Every line of the material is to be quoted verbatim, minus the pictures.
Start of Input data
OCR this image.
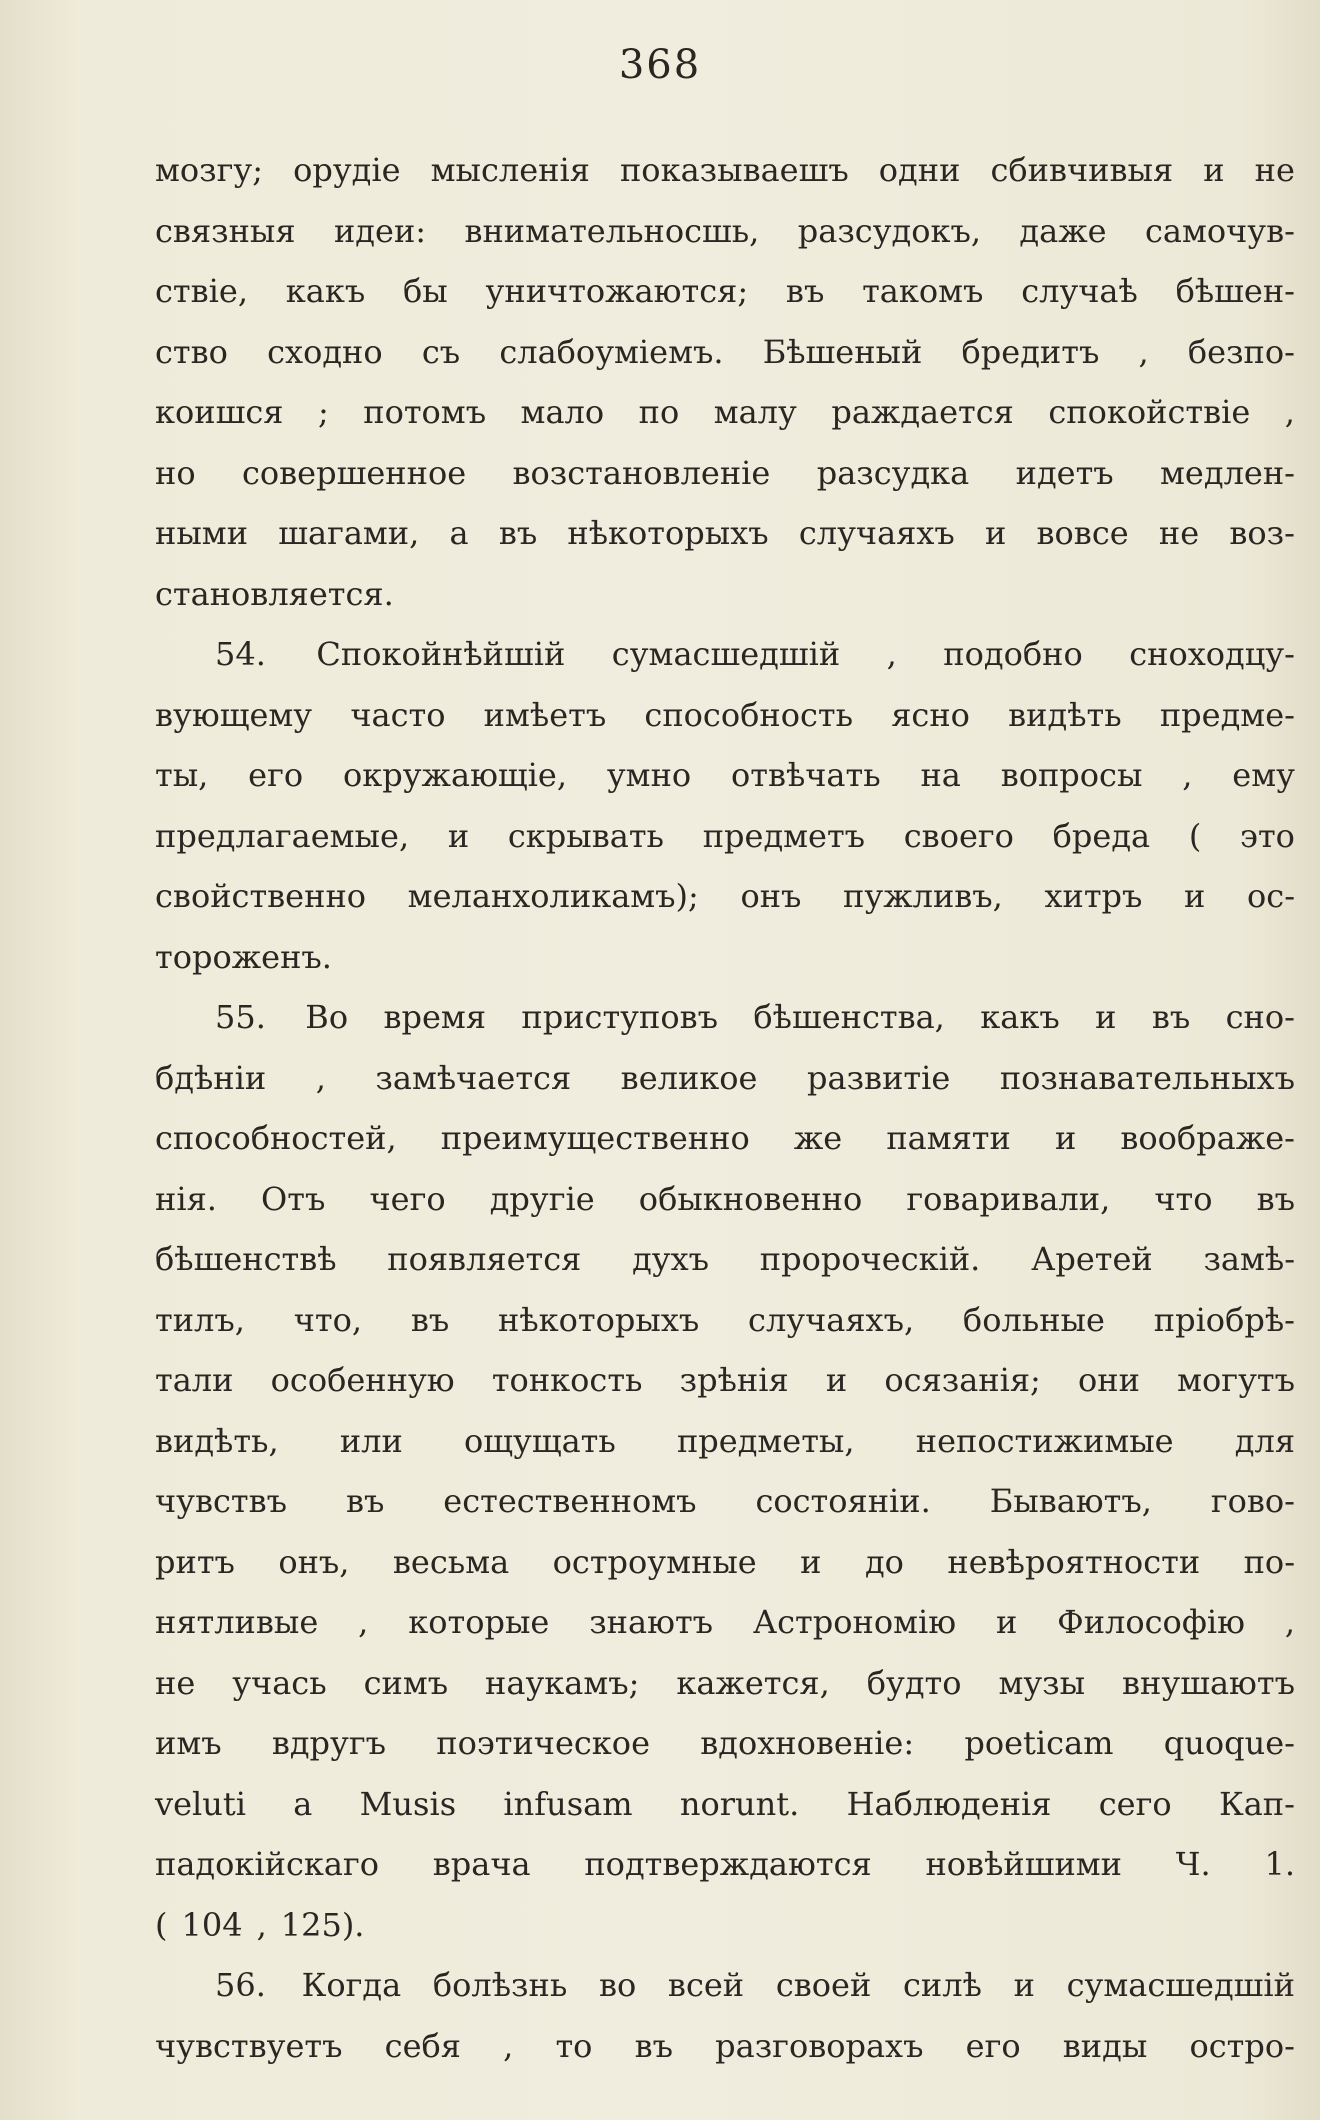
368
мозгу; орудіе мысленія показываешъ одни сбивчивыя и не
связныя идеи: внимательносшь, разсудокъ, даже самочув-
ствіе, какъ бы уничтожаются; въ такомъ случаѣ бѣшен-
ство сходно съ слабоуміемъ. Бѣшеный бредитъ , безпо-
коишся ; потомъ мало по малу раждается спокойствіе ,
но совершенное возстановленіе разсудка идетъ медлен-
ными шагами, а въ нѣкоторыхъ случаяхъ и вовсе не воз-
становляется.
54. Спокойнѣйшій сумасшедшій , подобно сноходцу-
вующему часто имѣетъ способность ясно видѣть предме-
ты, его окружающіе, умно отвѣчать на вопросы , ему
предлагаемые, и скрывать предметъ своего бреда ( это
свойственно меланхоликамъ); онъ пужливъ, хитръ и ос-
тороженъ.
55. Во время приступовъ бѣшенства, какъ и въ сно-
бдѣніи , замѣчается великое развитіе познавательныхъ
способностей, преимущественно же памяти и воображе-
нія. Отъ чего другіе обыкновенно говаривали, что въ
бѣшенствѣ появляется духъ пророческій. Аретей замѣ-
тилъ, что, въ нѣкоторыхъ случаяхъ, больные пріобрѣ-
тали особенную тонкость зрѣнія и осязанія; они могутъ
видѣть, или ощущать предметы, непостижимые для
чувствъ въ естественномъ состояніи. Бываютъ, гово-
ритъ онъ, весьма остроумные и до невѣроятности по-
нятливые , которые знаютъ Астрономію и Философію ,
не учась симъ наукамъ; кажется, будто музы внушаютъ
имъ вдругъ поэтическое вдохновеніе: poeticam quoque-
veluti a Musis infusam norunt. Наблюденія сего Кап-
падокійскаго врача подтверждаются новѣйшими Ч. 1.
( 104 , 125).
56. Когда болѣзнь во всей своей силѣ и сумасшедшій
чувствуетъ себя , то въ разговорахъ его виды остро-
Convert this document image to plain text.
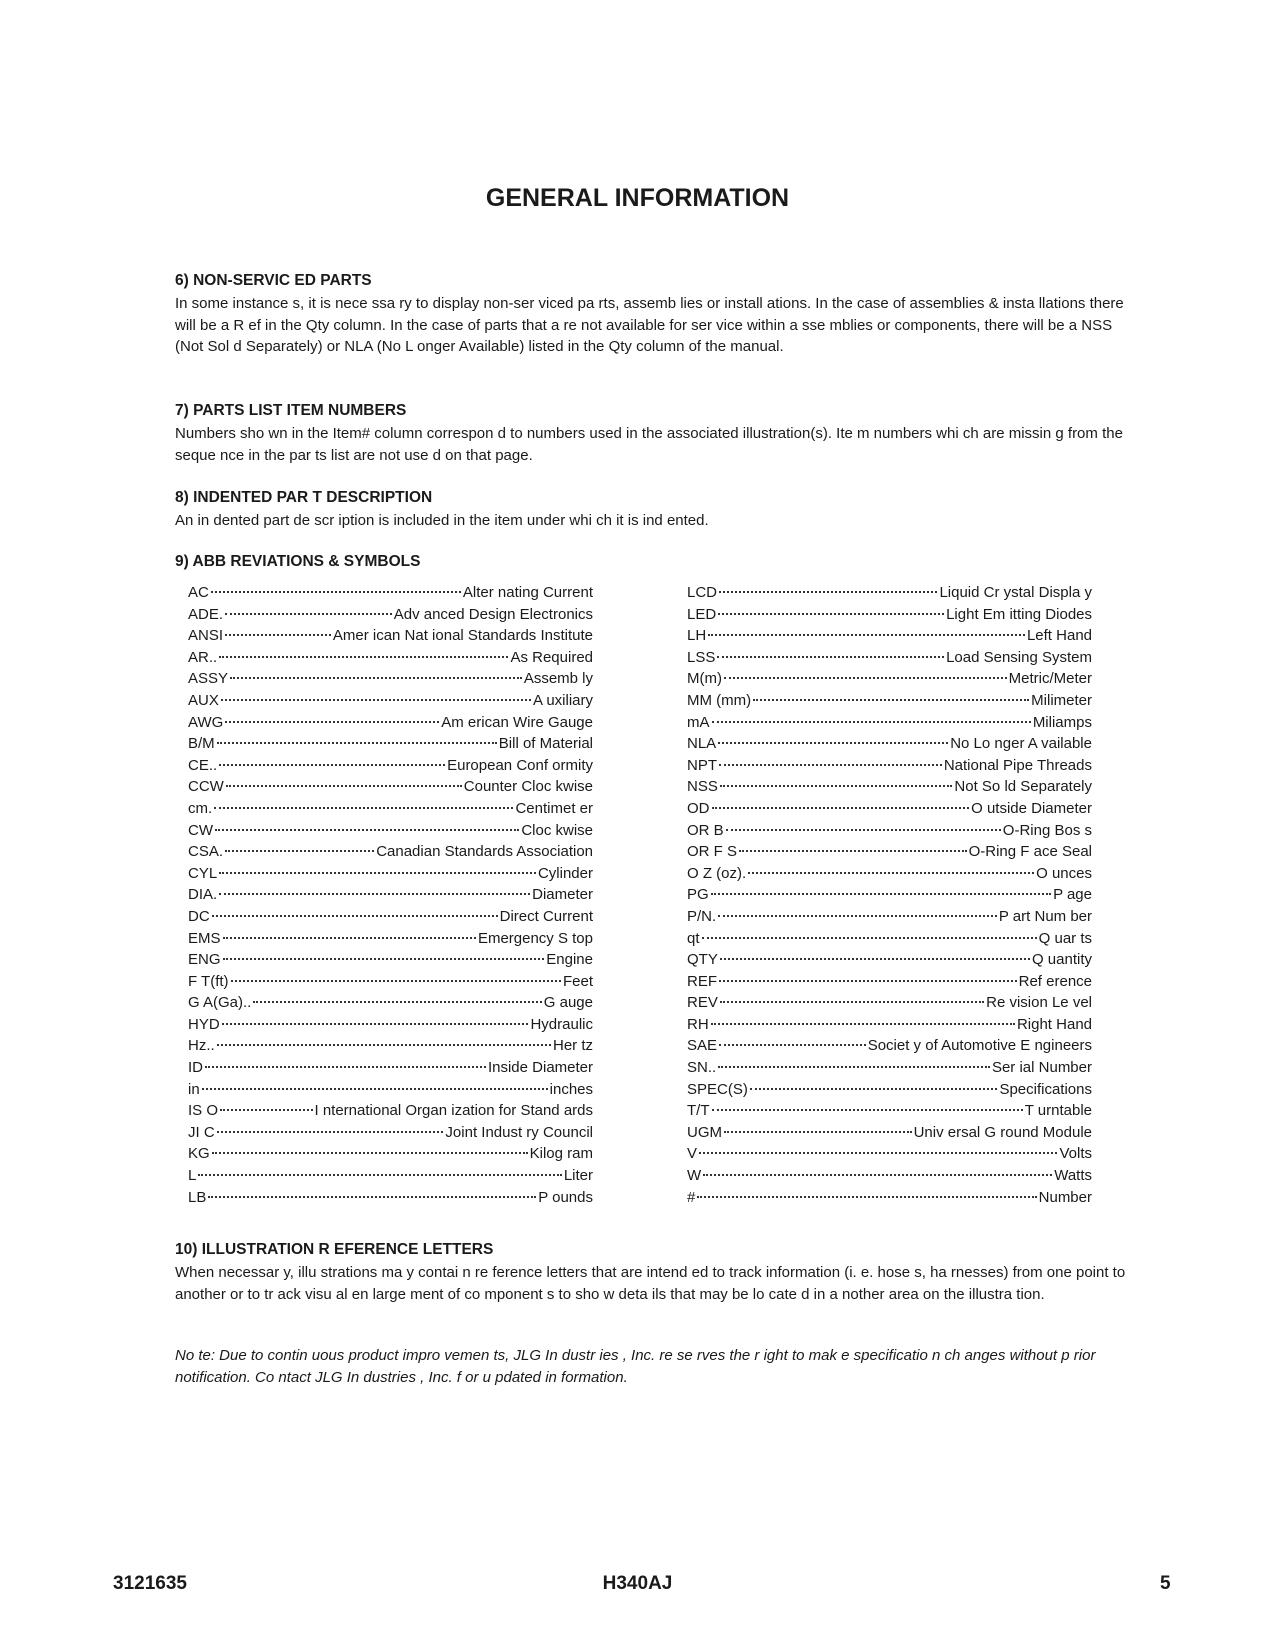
GENERAL INFORMATION
6) NON-SERVIC ED PARTS

In some instance s, it is nece ssa ry to display non-ser viced pa rts, assemb lies or install ations. In the case of assemblies & insta llations there will be a R ef in the Qty column. In the case of parts that a re not available for ser vice within a sse mblies or components, there will be a NSS (Not Sol d Separately) or NLA (No L onger Available) listed in the Qty column of the manual.

7) PARTS LIST ITEM NUMBERS

Numbers sho wn in the Item# column correspon d to numbers used in the associated illustration(s). Ite m numbers whi ch are missin g from the seque nce in the par ts list are not use d on that page.

8) INDENTED PAR T DESCRIPTION

An in dented part de scr iption is included in the item under whi ch it is ind ented.

9) ABB REVIATIONS & SYMBOLS
AC	Alter nating Current
ADE.	Adv anced Design Electronics
ANSI	Amer ican Nat ional Standards Institute
AR..	As Required
ASSY	Assemb ly
AUX	A uxiliary
AWG	Am erican Wire Gauge
B/M	Bill of Material
CE..	European Conf ormity
CCW	Counter Cloc kwise
cm.	Centimet er
CW	Cloc kwise
CSA.	Canadian Standards Association
CYL	Cylinder
DIA.	Diameter
DC	Direct Current
EMS	Emergency S top
ENG	Engine
F T(ft)	Feet
G A(Ga)..	G auge
HYD	Hydraulic
Hz..	Her tz
ID	Inside Diameter
in	inches
IS O	I nternational Organ ization for Stand ards
JI C	Joint Indust ry Council
KG	Kilog ram
L	Liter
LB	P ounds
LCD	Liquid Cr ystal Displa y
LED	Light Em itting Diodes
LH	Left Hand
LSS	Load Sensing System
M(m)	Metric/Meter
MM (mm)	Milimeter
mA	Miliamps
NLA	No Lo nger A vailable
NPT	National Pipe Threads
NSS	Not So ld Separately
OD	O utside Diameter
OR B	O-Ring Bos s
OR F S	O-Ring F ace Seal
O Z (oz).	O unces
PG	P age
P/N.	P art Num ber
qt	Q uar ts
QTY	Q uantity
REF	Ref erence
REV	Re vision Le vel
RH	Right Hand
SAE	Societ y of Automotive E ngineers
SN..	Ser ial Number
SPEC(S)	Specifications
T/T	T urntable
UGM	Univ ersal G round Module
V	Volts
W	Watts
#	Number
10) ILLUSTRATION R EFERENCE LETTERS

When necessar y, illu strations ma y contai n re ference letters that are intend ed to track information (i. e. hose s, ha rnesses) from one point to another or to tr ack visu al en large ment of co mponent s to sho w deta ils that may be lo cate d in a nother area on the illustra tion.

No te: Due to contin uous product impro vemen ts, JLG In dustr ies , Inc. re se rves the r ight to mak e specificatio n ch anges without p rior notification. Co ntact JLG In dustries , Inc. f or u pdated in formation.

3121635	H340AJ	5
End of Input data
Response below:
OCR this image.
368
мозгу; орудіе мысленія показываешъ одни сбивчивыя и не
связныя идеи: внимательносшь, разсудокъ, даже самочув-
ствіе, какъ бы уничтожаются; въ такомъ случаѣ бѣшен-
ство сходно съ слабоуміемъ. Бѣшеный бредитъ , безпо-
коишся ; потомъ мало по малу раждается спокойствіе ,
но совершенное возстановленіе разсудка идетъ медлен-
ными шагами, а въ нѣкоторыхъ случаяхъ и вовсе не воз-
становляется.
54. Спокойнѣйшій сумасшедшій , подобно сноходцу-
вующему часто имѣетъ способность ясно видѣть предме-
ты, его окружающіе, умно отвѣчать на вопросы , ему
предлагаемые, и скрывать предметъ своего бреда ( это
свойственно меланхоликамъ); онъ пужливъ, хитръ и ос-
тороженъ.
55. Во время приступовъ бѣшенства, какъ и въ сно-
бдѣніи , замѣчается великое развитіе познавательныхъ
способностей, преимущественно же памяти и воображе-
нія. Отъ чего другіе обыкновенно говаривали, что въ
бѣшенствѣ появляется духъ пророческій. Аретей замѣ-
тилъ, что, въ нѣкоторыхъ случаяхъ, больные пріобрѣ-
тали особенную тонкость зрѣнія и осязанія; они могутъ
видѣть, или ощущать предметы, непостижимые для
чувствъ въ естественномъ состояніи. Бываютъ, гово-
ритъ онъ, весьма остроумные и до невѣроятности по-
нятливые , которые знаютъ Астрономію и Философію ,
не учась симъ наукамъ; кажется, будто музы внушаютъ
имъ вдругъ поэтическое вдохновеніе: poeticam quoque-
veluti a Musis infusam norunt. Наблюденія сего Кап-
падокійскаго врача подтверждаются новѣйшими Ч. 1.
( 104 , 125).
56. Когда болѣзнь во всей своей силѣ и сумасшедшій
чувствуетъ себя , то въ разговорахъ его виды остро-
Convert this document image to plain text.
GENERAL INFORMATION
6) NON-SERVIC ED PARTS

In some instance s, it is nece ssa ry to display non-ser viced pa rts, assemb lies or install ations. In the case of assemblies & insta llations there will be a R ef in the Qty column. In the case of parts that a re not available for ser vice within a sse mblies or components, there will be a NSS (Not Sol d Separately) or NLA (No L onger Available) listed in the Qty column of the manual.

7) PARTS LIST ITEM NUMBERS

Numbers sho wn in the Item# column correspon d to numbers used in the associated illustration(s). Ite m numbers whi ch are missin g from the seque nce in the par ts list are not use d on that page.

8) INDENTED PAR T DESCRIPTION

An in dented part de scr iption is included in the item under whi ch it is ind ented.

9) ABB REVIATIONS & SYMBOLS
AC	Alter nating Current
ADE.	Adv anced Design Electronics
ANSI	Amer ican Nat ional Standards Institute
AR..	As Required
ASSY	Assemb ly
AUX	A uxiliary
AWG	Am erican Wire Gauge
B/M	Bill of Material
CE..	European Conf ormity
CCW	Counter Cloc kwise
cm.	Centimet er
CW	Cloc kwise
CSA.	Canadian Standards Association
CYL	Cylinder
DIA.	Diameter
DC	Direct Current
EMS	Emergency S top
ENG	Engine
F T(ft)	Feet
G A(Ga)..	G auge
HYD	Hydraulic
Hz..	Her tz
ID	Inside Diameter
in	inches
IS O	I nternational Organ ization for Stand ards
JI C	Joint Indust ry Council
KG	Kilog ram
L	Liter
LB	P ounds
LCD	Liquid Cr ystal Displa y
LED	Light Em itting Diodes
LH	Left Hand
LSS	Load Sensing System
M(m)	Metric/Meter
MM (mm)	Milimeter
mA	Miliamps
NLA	No Lo nger A vailable
NPT	National Pipe Threads
NSS	Not So ld Separately
OD	O utside Diameter
OR B	O-Ring Bos s
OR F S	O-Ring F ace Seal
O Z (oz).	O unces
PG	P age
P/N.	P art Num ber
qt	Q uar ts
QTY	Q uantity
REF	Ref erence
REV	Re vision Le vel
RH	Right Hand
SAE	Societ y of Automotive E ngineers
SN..	Ser ial Number
SPEC(S)	Specifications
T/T	T urntable
UGM	Univ ersal G round Module
V	Volts
W	Watts
#	Number
10) ILLUSTRATION R EFERENCE LETTERS

When necessar y, illu strations ma y contai n re ference letters that are intend ed to track information (i. e. hose s, ha rnesses) from one point to another or to tr ack visu al en large ment of co mponent s to sho w deta ils that may be lo cate d in a nother area on the illustra tion.

No te: Due to contin uous product impro vemen ts, JLG In dustr ies , Inc. re se rves the r ight to mak e specificatio n ch anges without p rior notification. Co ntact JLG In dustries , Inc. f or u pdated in formation.

3121635	H340AJ	5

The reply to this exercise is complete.